Start of Listing

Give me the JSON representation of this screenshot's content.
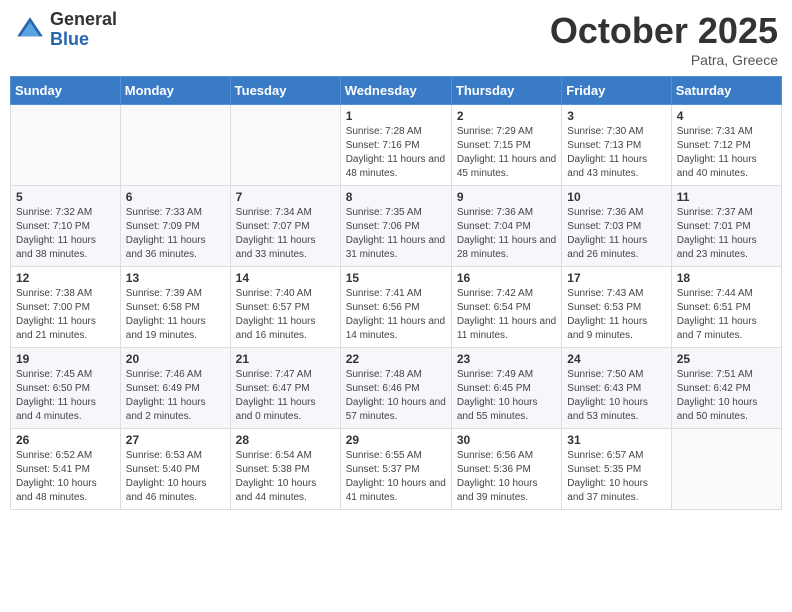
{
  "header": {
    "logo_general": "General",
    "logo_blue": "Blue",
    "month_title": "October 2025",
    "location": "Patra, Greece"
  },
  "days_of_week": [
    "Sunday",
    "Monday",
    "Tuesday",
    "Wednesday",
    "Thursday",
    "Friday",
    "Saturday"
  ],
  "weeks": [
    [
      {
        "day": "",
        "info": ""
      },
      {
        "day": "",
        "info": ""
      },
      {
        "day": "",
        "info": ""
      },
      {
        "day": "1",
        "info": "Sunrise: 7:28 AM\nSunset: 7:16 PM\nDaylight: 11 hours and 48 minutes."
      },
      {
        "day": "2",
        "info": "Sunrise: 7:29 AM\nSunset: 7:15 PM\nDaylight: 11 hours and 45 minutes."
      },
      {
        "day": "3",
        "info": "Sunrise: 7:30 AM\nSunset: 7:13 PM\nDaylight: 11 hours and 43 minutes."
      },
      {
        "day": "4",
        "info": "Sunrise: 7:31 AM\nSunset: 7:12 PM\nDaylight: 11 hours and 40 minutes."
      }
    ],
    [
      {
        "day": "5",
        "info": "Sunrise: 7:32 AM\nSunset: 7:10 PM\nDaylight: 11 hours and 38 minutes."
      },
      {
        "day": "6",
        "info": "Sunrise: 7:33 AM\nSunset: 7:09 PM\nDaylight: 11 hours and 36 minutes."
      },
      {
        "day": "7",
        "info": "Sunrise: 7:34 AM\nSunset: 7:07 PM\nDaylight: 11 hours and 33 minutes."
      },
      {
        "day": "8",
        "info": "Sunrise: 7:35 AM\nSunset: 7:06 PM\nDaylight: 11 hours and 31 minutes."
      },
      {
        "day": "9",
        "info": "Sunrise: 7:36 AM\nSunset: 7:04 PM\nDaylight: 11 hours and 28 minutes."
      },
      {
        "day": "10",
        "info": "Sunrise: 7:36 AM\nSunset: 7:03 PM\nDaylight: 11 hours and 26 minutes."
      },
      {
        "day": "11",
        "info": "Sunrise: 7:37 AM\nSunset: 7:01 PM\nDaylight: 11 hours and 23 minutes."
      }
    ],
    [
      {
        "day": "12",
        "info": "Sunrise: 7:38 AM\nSunset: 7:00 PM\nDaylight: 11 hours and 21 minutes."
      },
      {
        "day": "13",
        "info": "Sunrise: 7:39 AM\nSunset: 6:58 PM\nDaylight: 11 hours and 19 minutes."
      },
      {
        "day": "14",
        "info": "Sunrise: 7:40 AM\nSunset: 6:57 PM\nDaylight: 11 hours and 16 minutes."
      },
      {
        "day": "15",
        "info": "Sunrise: 7:41 AM\nSunset: 6:56 PM\nDaylight: 11 hours and 14 minutes."
      },
      {
        "day": "16",
        "info": "Sunrise: 7:42 AM\nSunset: 6:54 PM\nDaylight: 11 hours and 11 minutes."
      },
      {
        "day": "17",
        "info": "Sunrise: 7:43 AM\nSunset: 6:53 PM\nDaylight: 11 hours and 9 minutes."
      },
      {
        "day": "18",
        "info": "Sunrise: 7:44 AM\nSunset: 6:51 PM\nDaylight: 11 hours and 7 minutes."
      }
    ],
    [
      {
        "day": "19",
        "info": "Sunrise: 7:45 AM\nSunset: 6:50 PM\nDaylight: 11 hours and 4 minutes."
      },
      {
        "day": "20",
        "info": "Sunrise: 7:46 AM\nSunset: 6:49 PM\nDaylight: 11 hours and 2 minutes."
      },
      {
        "day": "21",
        "info": "Sunrise: 7:47 AM\nSunset: 6:47 PM\nDaylight: 11 hours and 0 minutes."
      },
      {
        "day": "22",
        "info": "Sunrise: 7:48 AM\nSunset: 6:46 PM\nDaylight: 10 hours and 57 minutes."
      },
      {
        "day": "23",
        "info": "Sunrise: 7:49 AM\nSunset: 6:45 PM\nDaylight: 10 hours and 55 minutes."
      },
      {
        "day": "24",
        "info": "Sunrise: 7:50 AM\nSunset: 6:43 PM\nDaylight: 10 hours and 53 minutes."
      },
      {
        "day": "25",
        "info": "Sunrise: 7:51 AM\nSunset: 6:42 PM\nDaylight: 10 hours and 50 minutes."
      }
    ],
    [
      {
        "day": "26",
        "info": "Sunrise: 6:52 AM\nSunset: 5:41 PM\nDaylight: 10 hours and 48 minutes."
      },
      {
        "day": "27",
        "info": "Sunrise: 6:53 AM\nSunset: 5:40 PM\nDaylight: 10 hours and 46 minutes."
      },
      {
        "day": "28",
        "info": "Sunrise: 6:54 AM\nSunset: 5:38 PM\nDaylight: 10 hours and 44 minutes."
      },
      {
        "day": "29",
        "info": "Sunrise: 6:55 AM\nSunset: 5:37 PM\nDaylight: 10 hours and 41 minutes."
      },
      {
        "day": "30",
        "info": "Sunrise: 6:56 AM\nSunset: 5:36 PM\nDaylight: 10 hours and 39 minutes."
      },
      {
        "day": "31",
        "info": "Sunrise: 6:57 AM\nSunset: 5:35 PM\nDaylight: 10 hours and 37 minutes."
      },
      {
        "day": "",
        "info": ""
      }
    ]
  ]
}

End of Listing

Repeat the records above exactly, leaving out any pictures they contain.

Give me the JSON representation of this screenshot's content.
{
  "header": {
    "logo_general": "General",
    "logo_blue": "Blue",
    "month_title": "October 2025",
    "location": "Patra, Greece"
  },
  "days_of_week": [
    "Sunday",
    "Monday",
    "Tuesday",
    "Wednesday",
    "Thursday",
    "Friday",
    "Saturday"
  ],
  "weeks": [
    [
      {
        "day": "",
        "info": ""
      },
      {
        "day": "",
        "info": ""
      },
      {
        "day": "",
        "info": ""
      },
      {
        "day": "1",
        "info": "Sunrise: 7:28 AM\nSunset: 7:16 PM\nDaylight: 11 hours and 48 minutes."
      },
      {
        "day": "2",
        "info": "Sunrise: 7:29 AM\nSunset: 7:15 PM\nDaylight: 11 hours and 45 minutes."
      },
      {
        "day": "3",
        "info": "Sunrise: 7:30 AM\nSunset: 7:13 PM\nDaylight: 11 hours and 43 minutes."
      },
      {
        "day": "4",
        "info": "Sunrise: 7:31 AM\nSunset: 7:12 PM\nDaylight: 11 hours and 40 minutes."
      }
    ],
    [
      {
        "day": "5",
        "info": "Sunrise: 7:32 AM\nSunset: 7:10 PM\nDaylight: 11 hours and 38 minutes."
      },
      {
        "day": "6",
        "info": "Sunrise: 7:33 AM\nSunset: 7:09 PM\nDaylight: 11 hours and 36 minutes."
      },
      {
        "day": "7",
        "info": "Sunrise: 7:34 AM\nSunset: 7:07 PM\nDaylight: 11 hours and 33 minutes."
      },
      {
        "day": "8",
        "info": "Sunrise: 7:35 AM\nSunset: 7:06 PM\nDaylight: 11 hours and 31 minutes."
      },
      {
        "day": "9",
        "info": "Sunrise: 7:36 AM\nSunset: 7:04 PM\nDaylight: 11 hours and 28 minutes."
      },
      {
        "day": "10",
        "info": "Sunrise: 7:36 AM\nSunset: 7:03 PM\nDaylight: 11 hours and 26 minutes."
      },
      {
        "day": "11",
        "info": "Sunrise: 7:37 AM\nSunset: 7:01 PM\nDaylight: 11 hours and 23 minutes."
      }
    ],
    [
      {
        "day": "12",
        "info": "Sunrise: 7:38 AM\nSunset: 7:00 PM\nDaylight: 11 hours and 21 minutes."
      },
      {
        "day": "13",
        "info": "Sunrise: 7:39 AM\nSunset: 6:58 PM\nDaylight: 11 hours and 19 minutes."
      },
      {
        "day": "14",
        "info": "Sunrise: 7:40 AM\nSunset: 6:57 PM\nDaylight: 11 hours and 16 minutes."
      },
      {
        "day": "15",
        "info": "Sunrise: 7:41 AM\nSunset: 6:56 PM\nDaylight: 11 hours and 14 minutes."
      },
      {
        "day": "16",
        "info": "Sunrise: 7:42 AM\nSunset: 6:54 PM\nDaylight: 11 hours and 11 minutes."
      },
      {
        "day": "17",
        "info": "Sunrise: 7:43 AM\nSunset: 6:53 PM\nDaylight: 11 hours and 9 minutes."
      },
      {
        "day": "18",
        "info": "Sunrise: 7:44 AM\nSunset: 6:51 PM\nDaylight: 11 hours and 7 minutes."
      }
    ],
    [
      {
        "day": "19",
        "info": "Sunrise: 7:45 AM\nSunset: 6:50 PM\nDaylight: 11 hours and 4 minutes."
      },
      {
        "day": "20",
        "info": "Sunrise: 7:46 AM\nSunset: 6:49 PM\nDaylight: 11 hours and 2 minutes."
      },
      {
        "day": "21",
        "info": "Sunrise: 7:47 AM\nSunset: 6:47 PM\nDaylight: 11 hours and 0 minutes."
      },
      {
        "day": "22",
        "info": "Sunrise: 7:48 AM\nSunset: 6:46 PM\nDaylight: 10 hours and 57 minutes."
      },
      {
        "day": "23",
        "info": "Sunrise: 7:49 AM\nSunset: 6:45 PM\nDaylight: 10 hours and 55 minutes."
      },
      {
        "day": "24",
        "info": "Sunrise: 7:50 AM\nSunset: 6:43 PM\nDaylight: 10 hours and 53 minutes."
      },
      {
        "day": "25",
        "info": "Sunrise: 7:51 AM\nSunset: 6:42 PM\nDaylight: 10 hours and 50 minutes."
      }
    ],
    [
      {
        "day": "26",
        "info": "Sunrise: 6:52 AM\nSunset: 5:41 PM\nDaylight: 10 hours and 48 minutes."
      },
      {
        "day": "27",
        "info": "Sunrise: 6:53 AM\nSunset: 5:40 PM\nDaylight: 10 hours and 46 minutes."
      },
      {
        "day": "28",
        "info": "Sunrise: 6:54 AM\nSunset: 5:38 PM\nDaylight: 10 hours and 44 minutes."
      },
      {
        "day": "29",
        "info": "Sunrise: 6:55 AM\nSunset: 5:37 PM\nDaylight: 10 hours and 41 minutes."
      },
      {
        "day": "30",
        "info": "Sunrise: 6:56 AM\nSunset: 5:36 PM\nDaylight: 10 hours and 39 minutes."
      },
      {
        "day": "31",
        "info": "Sunrise: 6:57 AM\nSunset: 5:35 PM\nDaylight: 10 hours and 37 minutes."
      },
      {
        "day": "",
        "info": ""
      }
    ]
  ]
}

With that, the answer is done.